◆ **Data for the task**:
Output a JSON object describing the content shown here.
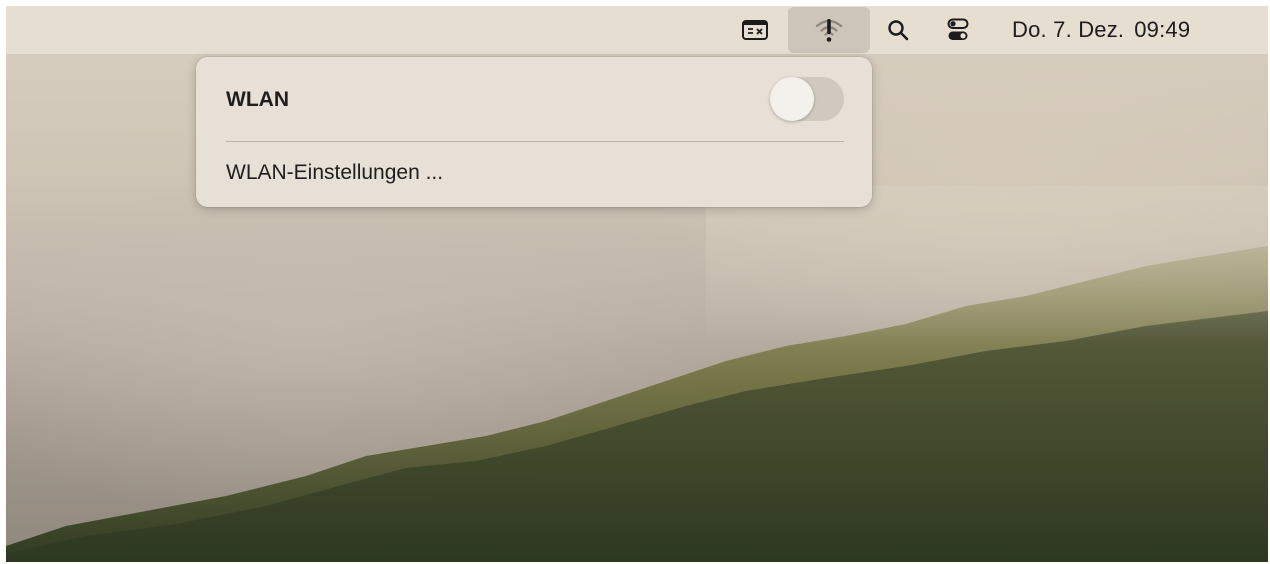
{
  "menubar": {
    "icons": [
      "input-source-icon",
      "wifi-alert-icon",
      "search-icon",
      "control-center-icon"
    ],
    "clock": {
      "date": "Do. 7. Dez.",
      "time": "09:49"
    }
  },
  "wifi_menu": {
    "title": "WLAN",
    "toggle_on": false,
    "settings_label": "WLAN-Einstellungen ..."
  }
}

--

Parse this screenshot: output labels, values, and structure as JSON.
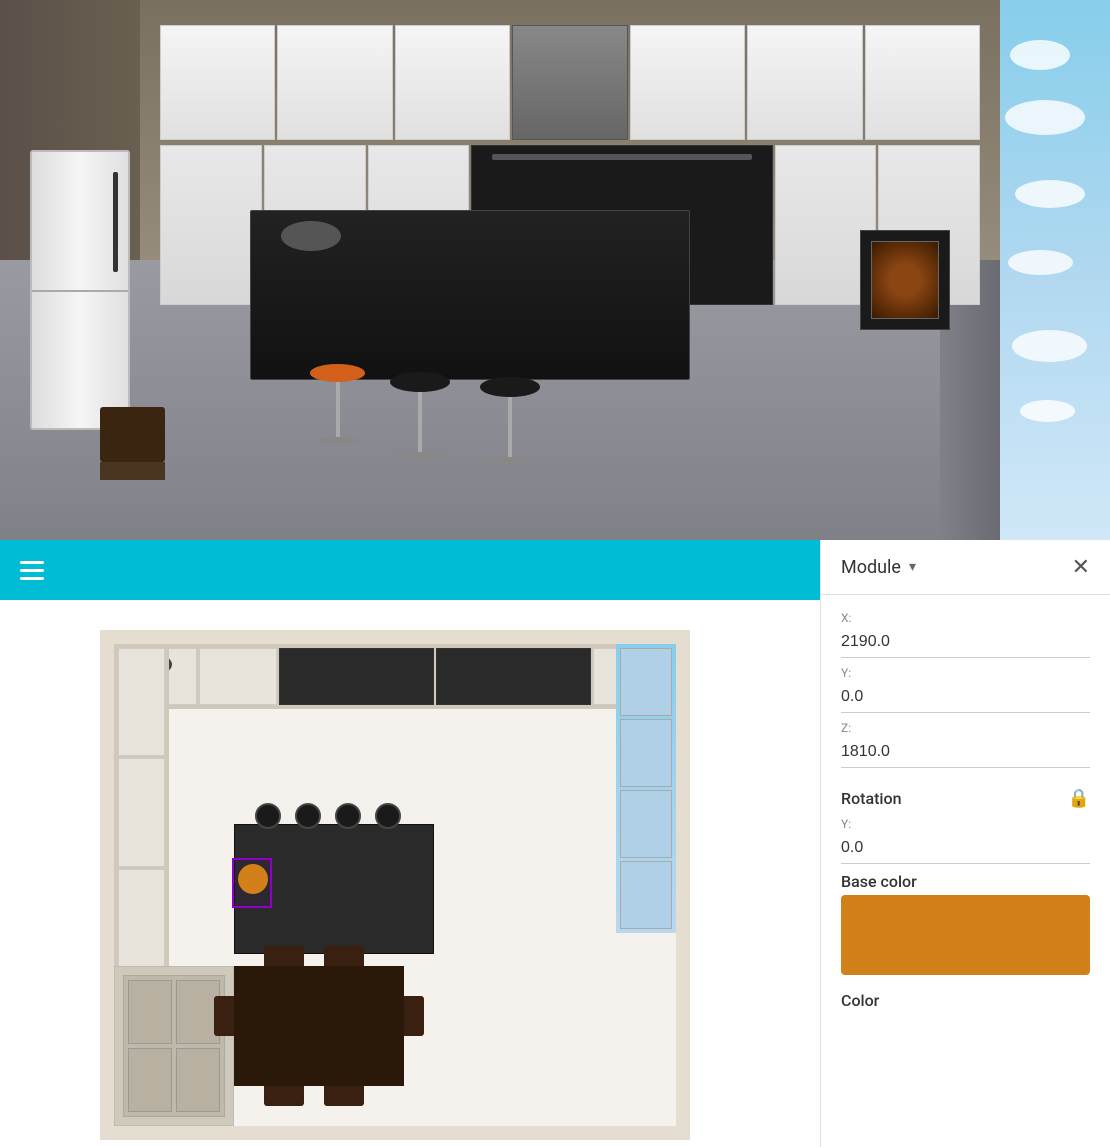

==

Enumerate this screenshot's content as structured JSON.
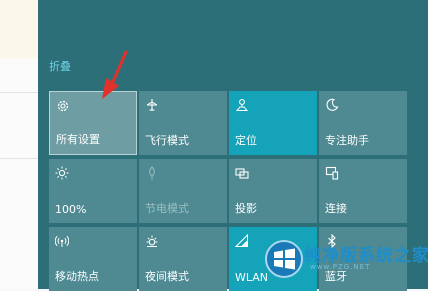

◆ **What needs to be done**: Search the lines for "this". Copy each line that has it.

◆ **Task solution**:
Parse this screenshot: output labels, values, and structure as JSON.
Enumerate this screenshot's content as structured JSON.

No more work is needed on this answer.